All lines in the data bearing the string "Rate" should be identified and copied.
## Start The input
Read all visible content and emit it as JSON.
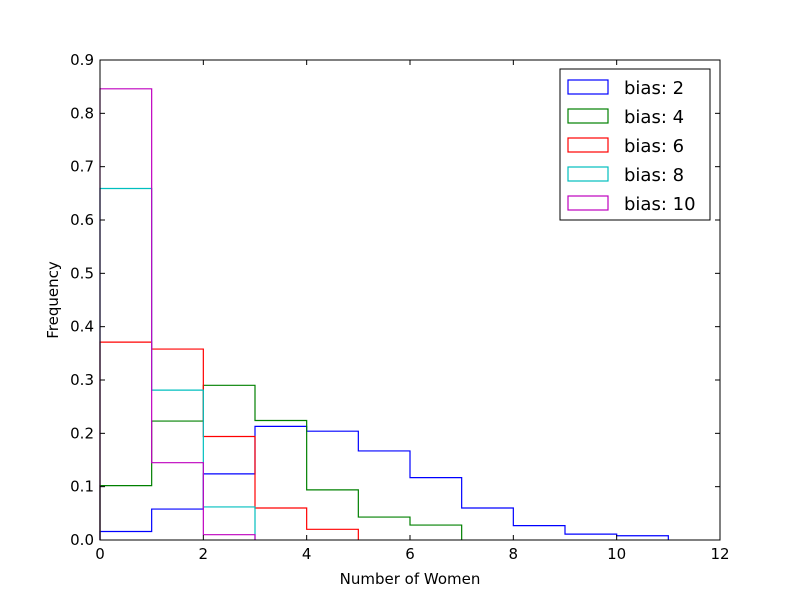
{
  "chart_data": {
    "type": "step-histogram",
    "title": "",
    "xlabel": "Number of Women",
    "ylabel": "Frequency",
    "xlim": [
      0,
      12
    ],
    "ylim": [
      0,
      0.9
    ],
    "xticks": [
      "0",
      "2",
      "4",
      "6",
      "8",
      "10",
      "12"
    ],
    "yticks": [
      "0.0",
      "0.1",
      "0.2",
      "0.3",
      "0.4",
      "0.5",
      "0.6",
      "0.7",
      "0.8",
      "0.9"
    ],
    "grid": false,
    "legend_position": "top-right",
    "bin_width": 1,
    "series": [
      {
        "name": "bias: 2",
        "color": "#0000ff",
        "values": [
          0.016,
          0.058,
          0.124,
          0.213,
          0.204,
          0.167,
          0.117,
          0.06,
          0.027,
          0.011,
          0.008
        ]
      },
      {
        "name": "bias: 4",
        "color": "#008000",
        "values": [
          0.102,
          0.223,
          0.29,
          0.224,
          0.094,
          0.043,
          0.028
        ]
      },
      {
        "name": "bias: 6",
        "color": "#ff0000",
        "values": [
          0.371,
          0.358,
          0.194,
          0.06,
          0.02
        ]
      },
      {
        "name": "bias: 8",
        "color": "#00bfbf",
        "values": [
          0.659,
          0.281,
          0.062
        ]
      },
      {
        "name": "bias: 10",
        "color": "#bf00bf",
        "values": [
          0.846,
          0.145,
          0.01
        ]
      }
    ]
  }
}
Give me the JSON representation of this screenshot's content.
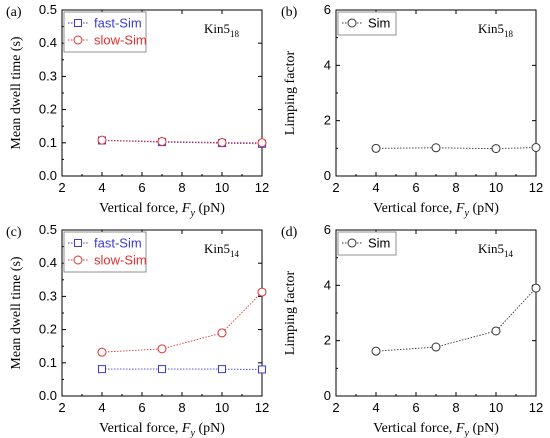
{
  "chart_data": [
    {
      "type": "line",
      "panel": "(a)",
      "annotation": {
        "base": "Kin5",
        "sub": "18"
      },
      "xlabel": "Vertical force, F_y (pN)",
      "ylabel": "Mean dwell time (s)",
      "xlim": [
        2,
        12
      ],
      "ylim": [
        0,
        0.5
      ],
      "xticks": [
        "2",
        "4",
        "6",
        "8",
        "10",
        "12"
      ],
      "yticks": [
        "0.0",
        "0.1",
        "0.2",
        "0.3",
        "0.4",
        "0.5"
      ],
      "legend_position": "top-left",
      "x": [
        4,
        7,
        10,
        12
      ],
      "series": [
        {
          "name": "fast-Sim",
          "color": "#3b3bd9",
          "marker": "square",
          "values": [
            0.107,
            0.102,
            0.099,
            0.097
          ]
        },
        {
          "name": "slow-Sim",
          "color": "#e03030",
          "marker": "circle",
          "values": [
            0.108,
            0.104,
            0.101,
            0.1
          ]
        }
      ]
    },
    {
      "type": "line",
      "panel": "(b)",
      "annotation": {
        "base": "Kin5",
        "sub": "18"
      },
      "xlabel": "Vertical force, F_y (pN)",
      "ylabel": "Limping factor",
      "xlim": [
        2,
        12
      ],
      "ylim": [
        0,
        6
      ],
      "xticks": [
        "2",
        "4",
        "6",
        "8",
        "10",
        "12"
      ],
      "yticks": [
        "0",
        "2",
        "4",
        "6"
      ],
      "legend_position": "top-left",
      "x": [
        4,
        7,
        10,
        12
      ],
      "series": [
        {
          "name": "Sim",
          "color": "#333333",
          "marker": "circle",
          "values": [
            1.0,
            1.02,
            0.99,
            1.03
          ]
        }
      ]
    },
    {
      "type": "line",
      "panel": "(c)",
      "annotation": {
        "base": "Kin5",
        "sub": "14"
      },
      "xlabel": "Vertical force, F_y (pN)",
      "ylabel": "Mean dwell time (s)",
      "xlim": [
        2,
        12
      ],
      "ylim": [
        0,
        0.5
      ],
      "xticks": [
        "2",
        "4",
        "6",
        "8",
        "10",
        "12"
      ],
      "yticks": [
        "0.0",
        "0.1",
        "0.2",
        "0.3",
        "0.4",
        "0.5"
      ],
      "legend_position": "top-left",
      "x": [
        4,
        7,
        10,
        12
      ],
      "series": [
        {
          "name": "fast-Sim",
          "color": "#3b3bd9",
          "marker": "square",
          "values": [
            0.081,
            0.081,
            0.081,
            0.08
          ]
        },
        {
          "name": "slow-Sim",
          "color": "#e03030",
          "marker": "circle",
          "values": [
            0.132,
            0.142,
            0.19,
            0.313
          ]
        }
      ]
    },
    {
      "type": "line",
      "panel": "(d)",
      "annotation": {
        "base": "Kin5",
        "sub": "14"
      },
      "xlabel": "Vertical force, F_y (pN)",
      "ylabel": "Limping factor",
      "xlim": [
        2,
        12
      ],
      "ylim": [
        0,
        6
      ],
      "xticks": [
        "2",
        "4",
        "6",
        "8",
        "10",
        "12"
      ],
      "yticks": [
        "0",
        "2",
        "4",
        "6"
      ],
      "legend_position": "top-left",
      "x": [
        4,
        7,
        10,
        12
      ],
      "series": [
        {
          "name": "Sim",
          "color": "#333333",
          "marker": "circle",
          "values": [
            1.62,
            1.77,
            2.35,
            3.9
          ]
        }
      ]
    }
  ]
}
## End The input
## Start The input
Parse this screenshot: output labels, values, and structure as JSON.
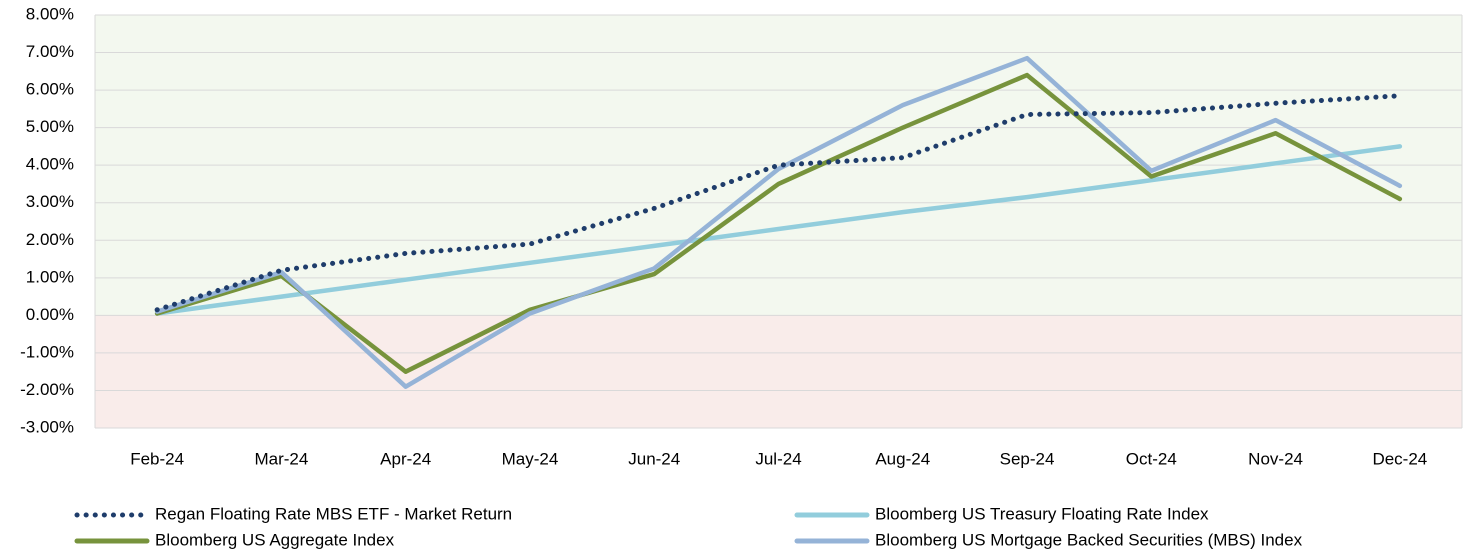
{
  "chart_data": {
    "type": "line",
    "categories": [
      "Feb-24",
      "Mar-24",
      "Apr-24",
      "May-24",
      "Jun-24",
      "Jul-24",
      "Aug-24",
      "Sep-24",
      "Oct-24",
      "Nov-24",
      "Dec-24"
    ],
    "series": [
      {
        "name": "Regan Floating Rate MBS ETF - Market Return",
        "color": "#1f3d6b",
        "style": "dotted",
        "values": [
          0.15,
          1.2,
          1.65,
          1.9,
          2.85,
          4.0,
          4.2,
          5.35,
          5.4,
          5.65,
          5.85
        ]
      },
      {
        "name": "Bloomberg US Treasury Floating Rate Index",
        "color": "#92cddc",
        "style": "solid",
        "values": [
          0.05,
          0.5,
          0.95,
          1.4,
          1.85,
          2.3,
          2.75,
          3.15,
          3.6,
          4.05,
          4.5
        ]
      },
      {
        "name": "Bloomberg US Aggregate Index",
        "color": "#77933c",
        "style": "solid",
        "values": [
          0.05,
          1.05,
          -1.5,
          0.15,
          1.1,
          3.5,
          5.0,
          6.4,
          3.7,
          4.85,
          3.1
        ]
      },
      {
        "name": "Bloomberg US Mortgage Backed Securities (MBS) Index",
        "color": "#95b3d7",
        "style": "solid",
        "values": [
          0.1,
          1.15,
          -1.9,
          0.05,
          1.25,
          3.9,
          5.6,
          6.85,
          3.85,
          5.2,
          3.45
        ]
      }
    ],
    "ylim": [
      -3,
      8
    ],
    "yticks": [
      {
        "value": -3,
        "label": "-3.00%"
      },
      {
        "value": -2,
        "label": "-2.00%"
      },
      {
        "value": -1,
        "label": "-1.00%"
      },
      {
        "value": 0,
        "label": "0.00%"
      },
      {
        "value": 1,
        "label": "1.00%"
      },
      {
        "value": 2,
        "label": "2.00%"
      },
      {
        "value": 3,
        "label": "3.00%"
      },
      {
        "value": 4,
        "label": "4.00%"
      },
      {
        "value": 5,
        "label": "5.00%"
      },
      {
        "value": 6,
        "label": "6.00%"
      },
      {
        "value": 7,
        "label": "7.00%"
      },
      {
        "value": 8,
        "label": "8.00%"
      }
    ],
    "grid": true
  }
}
## End The input
**Solution for this exercise:**
        "name": "Regan Floating Rate MBS ETF - Market Return",
        "name": "Bloomberg US Treasury Floating Rate Index",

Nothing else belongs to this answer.